“Arrisquem suas peles, abram uma empresa”, sugere Nassim Taleb

O ex-trader já trabalhou em bancos como; Credit Suisse First Boston, UBS, BNP e Paribas

Nassim Taleb (foto: reprodução)

Pode parecer simplório, mas não é possível transferir nem ignorar riscos. Só é real quando as pessoas assumem os riscos, essas foram as palavras discursadas pelo ex-trader e um dos principais autores de finanças, Nassim Taleb, na última sexta-feira (6), em São Paulo, no Instituto de Formação de Líderes (IFL), onde ele enfatizou para os presentes naquele local que os indivíduos precisam arriscar e não ter medo de investir em seu próprio negócio.

[Entradas de dados armazenados]
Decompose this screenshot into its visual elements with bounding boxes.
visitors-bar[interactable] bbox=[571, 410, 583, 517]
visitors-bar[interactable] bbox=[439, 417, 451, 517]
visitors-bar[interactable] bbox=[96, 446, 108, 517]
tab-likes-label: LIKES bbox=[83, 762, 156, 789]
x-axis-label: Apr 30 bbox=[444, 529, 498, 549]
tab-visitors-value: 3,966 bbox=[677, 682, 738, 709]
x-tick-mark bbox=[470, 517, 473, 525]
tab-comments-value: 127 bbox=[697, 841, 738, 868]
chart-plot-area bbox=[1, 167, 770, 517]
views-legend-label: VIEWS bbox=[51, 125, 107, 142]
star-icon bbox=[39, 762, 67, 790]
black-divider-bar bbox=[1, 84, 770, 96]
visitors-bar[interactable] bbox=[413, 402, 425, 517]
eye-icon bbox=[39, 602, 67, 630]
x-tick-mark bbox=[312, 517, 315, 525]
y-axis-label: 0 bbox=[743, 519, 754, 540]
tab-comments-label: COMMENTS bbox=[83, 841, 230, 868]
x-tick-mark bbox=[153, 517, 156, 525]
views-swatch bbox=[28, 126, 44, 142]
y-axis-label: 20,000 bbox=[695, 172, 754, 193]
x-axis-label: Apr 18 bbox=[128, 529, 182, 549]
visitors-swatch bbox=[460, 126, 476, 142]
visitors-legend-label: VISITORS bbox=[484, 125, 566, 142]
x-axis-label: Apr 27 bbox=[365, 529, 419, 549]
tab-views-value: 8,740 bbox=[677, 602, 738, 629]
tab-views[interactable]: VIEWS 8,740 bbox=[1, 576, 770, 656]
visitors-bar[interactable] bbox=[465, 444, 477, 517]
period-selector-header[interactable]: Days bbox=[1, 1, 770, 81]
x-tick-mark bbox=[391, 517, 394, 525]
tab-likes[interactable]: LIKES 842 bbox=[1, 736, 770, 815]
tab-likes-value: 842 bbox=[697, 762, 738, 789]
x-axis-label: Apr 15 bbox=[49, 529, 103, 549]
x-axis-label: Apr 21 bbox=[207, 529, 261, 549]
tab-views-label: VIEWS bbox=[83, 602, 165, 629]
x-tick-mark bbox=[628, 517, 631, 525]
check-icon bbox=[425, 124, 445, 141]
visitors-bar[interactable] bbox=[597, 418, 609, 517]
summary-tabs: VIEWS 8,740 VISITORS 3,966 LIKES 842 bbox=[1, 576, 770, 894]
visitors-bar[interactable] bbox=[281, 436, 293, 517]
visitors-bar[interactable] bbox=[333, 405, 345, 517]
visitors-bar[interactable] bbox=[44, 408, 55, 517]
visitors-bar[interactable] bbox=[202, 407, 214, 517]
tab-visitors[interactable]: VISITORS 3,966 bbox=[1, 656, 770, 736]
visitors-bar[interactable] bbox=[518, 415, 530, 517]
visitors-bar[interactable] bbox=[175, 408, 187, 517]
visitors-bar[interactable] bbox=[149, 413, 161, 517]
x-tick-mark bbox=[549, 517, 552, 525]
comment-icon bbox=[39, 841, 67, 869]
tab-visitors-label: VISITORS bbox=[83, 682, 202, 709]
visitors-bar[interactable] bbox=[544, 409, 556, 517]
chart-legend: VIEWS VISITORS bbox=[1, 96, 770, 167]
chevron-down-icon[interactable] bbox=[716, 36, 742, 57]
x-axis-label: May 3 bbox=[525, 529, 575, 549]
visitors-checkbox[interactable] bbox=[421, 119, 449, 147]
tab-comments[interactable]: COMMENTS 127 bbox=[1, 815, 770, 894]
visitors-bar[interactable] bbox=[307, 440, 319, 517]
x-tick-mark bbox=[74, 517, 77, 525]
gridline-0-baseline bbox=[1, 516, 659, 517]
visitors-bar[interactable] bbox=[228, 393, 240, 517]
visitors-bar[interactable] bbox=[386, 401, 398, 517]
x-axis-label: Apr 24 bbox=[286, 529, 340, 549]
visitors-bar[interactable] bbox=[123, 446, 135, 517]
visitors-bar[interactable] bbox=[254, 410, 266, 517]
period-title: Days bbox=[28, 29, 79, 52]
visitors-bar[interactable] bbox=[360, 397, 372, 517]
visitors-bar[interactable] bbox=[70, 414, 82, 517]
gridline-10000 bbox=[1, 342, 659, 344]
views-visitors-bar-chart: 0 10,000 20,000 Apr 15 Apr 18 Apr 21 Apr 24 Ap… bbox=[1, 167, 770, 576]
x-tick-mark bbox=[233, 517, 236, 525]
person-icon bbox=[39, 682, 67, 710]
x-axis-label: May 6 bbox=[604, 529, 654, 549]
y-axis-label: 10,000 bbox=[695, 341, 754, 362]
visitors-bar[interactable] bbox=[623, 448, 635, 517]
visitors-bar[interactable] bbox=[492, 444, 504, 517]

* [O que fazer] Transcreva literalmente o trecho do texto sobre Nassim Taleb que vai de "Nassim Taleb (foto: reprodução)" a "seu próprio negócio.". Este material não tem relação com o texto sobre Nassim Taleb.

* [Resposta escrita]
Nassim Taleb (foto: reprodução)

Pode parecer simplório, mas não é possível transferir nem ignorar riscos. Só é real quando as pessoas assumem os riscos, essas foram as palavras discursadas pelo ex-trader e um dos principais autores de finanças, Nassim Taleb, na última sexta-feira (6), em São Paulo, no Instituto de Formação de Líderes (IFL), onde ele enfatizou para os presentes naquele local que os indivíduos precisam arriscar e não ter medo de investir em seu próprio negócio.